━━━━━ Data for this exercise ━━━━━
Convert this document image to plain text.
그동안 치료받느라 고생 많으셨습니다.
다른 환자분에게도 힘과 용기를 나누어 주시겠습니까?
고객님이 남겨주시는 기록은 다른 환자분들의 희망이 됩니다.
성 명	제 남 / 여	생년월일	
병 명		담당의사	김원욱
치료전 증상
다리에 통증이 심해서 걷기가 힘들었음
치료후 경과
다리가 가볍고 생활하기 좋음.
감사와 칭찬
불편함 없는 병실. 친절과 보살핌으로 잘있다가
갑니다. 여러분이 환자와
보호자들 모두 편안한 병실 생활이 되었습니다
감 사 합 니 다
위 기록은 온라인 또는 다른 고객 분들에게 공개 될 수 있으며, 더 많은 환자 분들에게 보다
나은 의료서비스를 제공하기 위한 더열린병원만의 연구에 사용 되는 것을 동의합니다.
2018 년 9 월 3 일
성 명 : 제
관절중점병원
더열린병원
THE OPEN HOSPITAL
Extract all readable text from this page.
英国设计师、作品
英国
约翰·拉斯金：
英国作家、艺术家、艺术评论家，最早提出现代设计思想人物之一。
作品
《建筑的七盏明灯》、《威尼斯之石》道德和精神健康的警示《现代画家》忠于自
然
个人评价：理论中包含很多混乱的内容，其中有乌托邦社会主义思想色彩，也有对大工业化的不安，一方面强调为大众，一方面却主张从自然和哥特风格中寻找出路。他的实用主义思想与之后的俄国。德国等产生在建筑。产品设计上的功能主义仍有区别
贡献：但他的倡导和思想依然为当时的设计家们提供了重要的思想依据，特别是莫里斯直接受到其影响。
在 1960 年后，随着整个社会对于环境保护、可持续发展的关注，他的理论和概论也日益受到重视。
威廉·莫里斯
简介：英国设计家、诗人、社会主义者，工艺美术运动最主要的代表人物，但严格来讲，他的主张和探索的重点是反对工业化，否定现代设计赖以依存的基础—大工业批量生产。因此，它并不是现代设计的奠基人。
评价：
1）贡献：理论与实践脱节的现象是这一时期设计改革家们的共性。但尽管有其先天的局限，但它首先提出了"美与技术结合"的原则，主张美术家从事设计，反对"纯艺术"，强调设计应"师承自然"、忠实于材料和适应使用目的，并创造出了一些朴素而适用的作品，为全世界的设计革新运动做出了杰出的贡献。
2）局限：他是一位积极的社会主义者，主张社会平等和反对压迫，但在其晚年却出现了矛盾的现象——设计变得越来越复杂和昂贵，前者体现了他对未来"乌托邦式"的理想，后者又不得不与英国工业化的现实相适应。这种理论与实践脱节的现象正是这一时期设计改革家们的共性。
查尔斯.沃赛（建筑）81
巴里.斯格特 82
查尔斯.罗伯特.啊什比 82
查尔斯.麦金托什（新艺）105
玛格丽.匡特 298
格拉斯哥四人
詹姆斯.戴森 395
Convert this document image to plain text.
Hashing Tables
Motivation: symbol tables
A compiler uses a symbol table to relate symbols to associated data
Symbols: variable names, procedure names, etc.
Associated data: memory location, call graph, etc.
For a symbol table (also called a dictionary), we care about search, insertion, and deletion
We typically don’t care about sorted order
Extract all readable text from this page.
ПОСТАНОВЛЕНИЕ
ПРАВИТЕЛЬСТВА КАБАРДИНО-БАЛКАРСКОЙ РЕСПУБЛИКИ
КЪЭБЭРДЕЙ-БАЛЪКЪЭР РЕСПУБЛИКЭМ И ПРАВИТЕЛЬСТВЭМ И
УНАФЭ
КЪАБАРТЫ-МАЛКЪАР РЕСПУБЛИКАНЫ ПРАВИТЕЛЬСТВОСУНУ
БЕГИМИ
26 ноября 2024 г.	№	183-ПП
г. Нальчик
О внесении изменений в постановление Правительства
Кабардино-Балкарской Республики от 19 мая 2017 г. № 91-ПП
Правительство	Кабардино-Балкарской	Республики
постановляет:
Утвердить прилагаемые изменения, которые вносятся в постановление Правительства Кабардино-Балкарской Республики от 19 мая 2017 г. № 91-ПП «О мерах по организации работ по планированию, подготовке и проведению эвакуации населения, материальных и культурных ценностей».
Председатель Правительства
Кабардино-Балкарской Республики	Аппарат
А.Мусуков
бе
━━━━━
**Required task:** Using the records above, gather all lines where the string "care" is present.

**Solution below:**
For a symbol table (also called a dictionary), we care about search, insertion, and deletion
We typically don’t care about sorted order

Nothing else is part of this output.